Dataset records
— Begin —

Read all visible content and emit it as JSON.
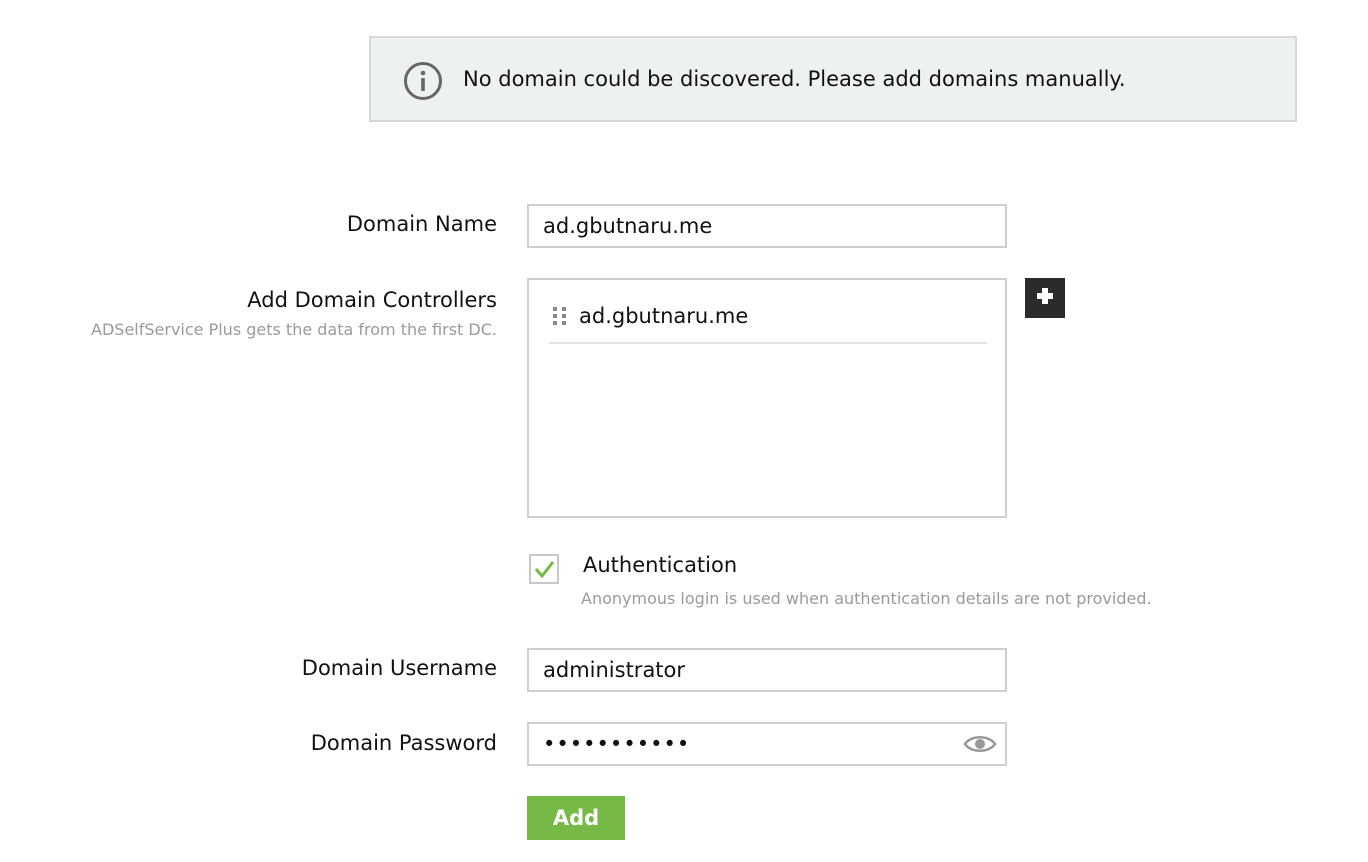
{
  "banner": {
    "icon": "info-icon",
    "message": "No domain could be discovered. Please add domains manually."
  },
  "form": {
    "domain_name": {
      "label": "Domain Name",
      "value": "ad.gbutnaru.me"
    },
    "domain_controllers": {
      "label": "Add Domain Controllers",
      "hint": "ADSelfService Plus gets the data from the first DC.",
      "items": [
        "ad.gbutnaru.me"
      ],
      "add_icon": "plus-icon"
    },
    "authentication": {
      "label": "Authentication",
      "checked": true,
      "hint": "Anonymous login is used when authentication details are not provided."
    },
    "domain_username": {
      "label": "Domain Username",
      "value": "administrator"
    },
    "domain_password": {
      "label": "Domain Password",
      "value": "•••••••••••",
      "toggle_icon": "eye-icon"
    },
    "submit_label": "Add"
  },
  "colors": {
    "accent_green": "#76b946",
    "banner_bg": "#eef1f2",
    "dark_button": "#2b2b2b"
  }
}
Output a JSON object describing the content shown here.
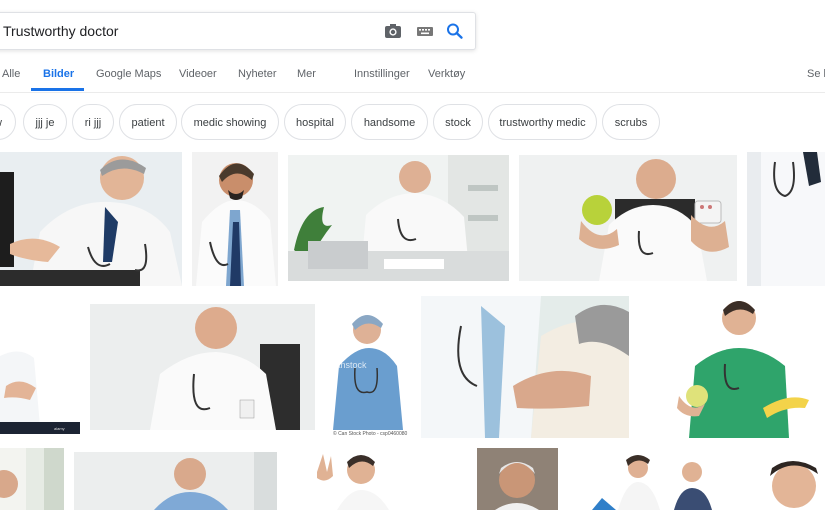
{
  "search": {
    "query": "Trustworthy doctor"
  },
  "icons": {
    "camera": "camera-icon",
    "keyboard": "keyboard-icon",
    "search": "search-icon"
  },
  "tabs": [
    {
      "label": "Alle"
    },
    {
      "label": "Bilder",
      "active": true
    },
    {
      "label": "Google Maps"
    },
    {
      "label": "Videoer"
    },
    {
      "label": "Nyheter"
    },
    {
      "label": "Mer"
    },
    {
      "label": "Innstillinger"
    },
    {
      "label": "Verktøy"
    },
    {
      "label": "Se l"
    }
  ],
  "chips": [
    "w",
    "jjj je",
    "ri jjj",
    "patient",
    "medic showing",
    "hospital",
    "handsome",
    "stock",
    "trustworthy medic",
    "scrubs"
  ],
  "captions": {
    "canstock": "© Can Stock Photo - csp0460080"
  },
  "colors": {
    "accent": "#1a73e8",
    "tab_text": "#5f6368",
    "chip_border": "#dfe1e5",
    "icon_grey": "#5f6368"
  }
}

— End —

**Task prompt**
Find the word "JSON" in the records and pull out each line that has it.

**Right answer**
Read all visible content and emit it as JSON.
Output a JSON object describing the content shown here.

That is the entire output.